**Directions:** Copy each line in the data that includes the word "quatro".

**Materials provided:**
## Start
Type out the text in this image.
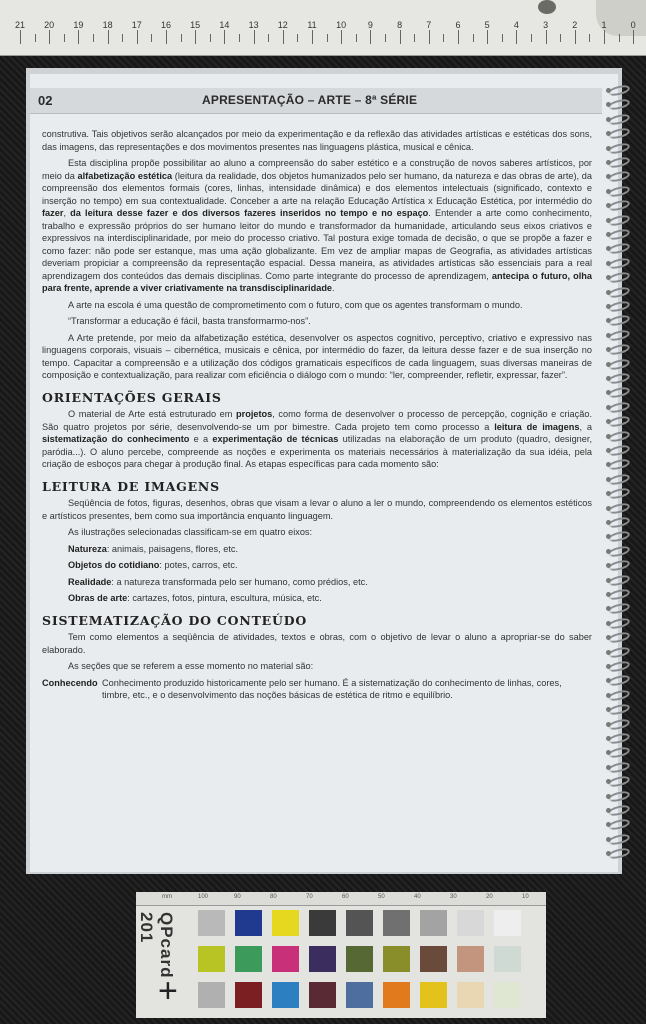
21 20 19 18 17 16 15 14 13 12 11 10 9	8	7	6	5	4	3	2	1	0
02	APRESENTAÇÃO – ARTE – 8ª SÉRIE

construtiva. Tais objetivos serão alcançados por meio da experimentação e da reflexão das atividades artísticas e estéticas dos sons, das imagens, das representações e dos movimentos presentes nas linguagens plástica, musical e cênica.

Esta disciplina propõe possibilitar ao aluno a compreensão do saber estético e a construção de novos saberes artísticos, por meio da alfabetização estética (leitura da realidade, dos objetos humanizados pelo ser humano, da natureza e das obras de arte), da compreensão dos elementos formais (cores, linhas, intensidade dinâmica) e dos elementos intelectuais (significado, contexto e inserção no tempo) em sua contextualidade. Conceber a arte na relação Educação Artística x Educação Estética, por intermédio do fazer, da leitura desse fazer e dos diversos fazeres inseridos no tempo e no espaço. Entender a arte como conhecimento, trabalho e expressão próprios do ser humano leitor do mundo e transformador da humanidade, articulando seus eixos criativos e expressivos na interdisciplinaridade, por meio do processo criativo. Tal postura exige tomada de decisão, o que se propõe a fazer e como fazer: não pode ser estanque, mas uma ação globalizante. Em vez de ampliar mapas de Geografia, as atividades artísticas deveriam propiciar a compreensão da representação espacial. Dessa maneira, as atividades artísticas são essenciais para a real aprendizagem dos conteúdos das demais disciplinas. Como parte integrante do processo de aprendizagem, antecipa o futuro, olha para frente, aprende a viver criativamente na transdisciplinaridade.

A arte na escola é uma questão de comprometimento com o futuro, com que os agentes transformam o mundo.

“Transformar a educação é fácil, basta transformarmo-nos”.

A Arte pretende, por meio da alfabetização estética, desenvolver os aspectos cognitivo, perceptivo, criativo e expressivo nas linguagens corporais, visuais – cibernética, musicais e cênica, por intermédio do fazer, da leitura desse fazer e de sua inserção no tempo. Capacitar a compreensão e a utilização dos códigos gramaticais específicos de cada linguagem, suas diversas maneiras de composição e contextualização, para realizar com eficiência o diálogo com o mundo: “ler, compreender, refletir, expressar, fazer”.

ORIENTAÇÕES GERAIS

O material de Arte está estruturado em projetos, como forma de desenvolver o processo de percepção, cognição e criação. São quatro projetos por série, desenvolvendo-se um por bimestre. Cada projeto tem como processo a leitura de imagens, a sistematização do conhecimento e a experimentação de técnicas utilizadas na elaboração de um produto (quadro, designer, paródia...). O aluno percebe, compreende as noções e experimenta os materiais necessários à materialização da sua idéia, pela criação de esboços para chegar à produção final. As etapas específicas para cada momento são:

LEITURA DE IMAGENS

Seqüência de fotos, figuras, desenhos, obras que visam a levar o aluno a ler o mundo, compreendendo os elementos estéticos e artísticos presentes, bem como sua importância enquanto linguagem.

As ilustrações selecionadas classificam-se em quatro eixos:

Natureza: animais, paisagens, flores, etc.

Objetos do cotidiano: potes, carros, etc.

Realidade: a natureza transformada pelo ser humano, como prédios, etc.

Obras de arte: cartazes, fotos, pintura, escultura, música, etc.

SISTEMATIZAÇÃO DO CONTEÚDO

Tem como elementos a seqüência de atividades, textos e obras, com o objetivo de levar o aluno a apropriar-se do saber elaborado.

As seções que se referem a esse momento no material são:

Conhecendo Conhecimento produzido historicamente pelo ser humano. É a sistematização do conhecimento de linhas, cores, timbre, etc., e o desenvolvimento das noções básicas de estética de ritmo e equilíbrio.
mm	100	90	80	70	60	50	40	30	20	10
QPcard 201
+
## End
**Answer in full:**
O material de Arte está estruturado em projetos, como forma de desenvolver o processo de percepção, cognição e criação. São quatro projetos por série, desenvolvendo-se um por bimestre. Cada projeto tem como processo a leitura de imagens, a sistematização do conhecimento e a experimentação de técnicas utilizadas na elaboração de um produto (quadro, designer, paródia...). O aluno percebe, compreende as noções e experimenta os materiais necessários à materialização da sua idéia, pela criação de esboços para chegar à produção final. As etapas específicas para cada momento são:
As ilustrações selecionadas classificam-se em quatro eixos:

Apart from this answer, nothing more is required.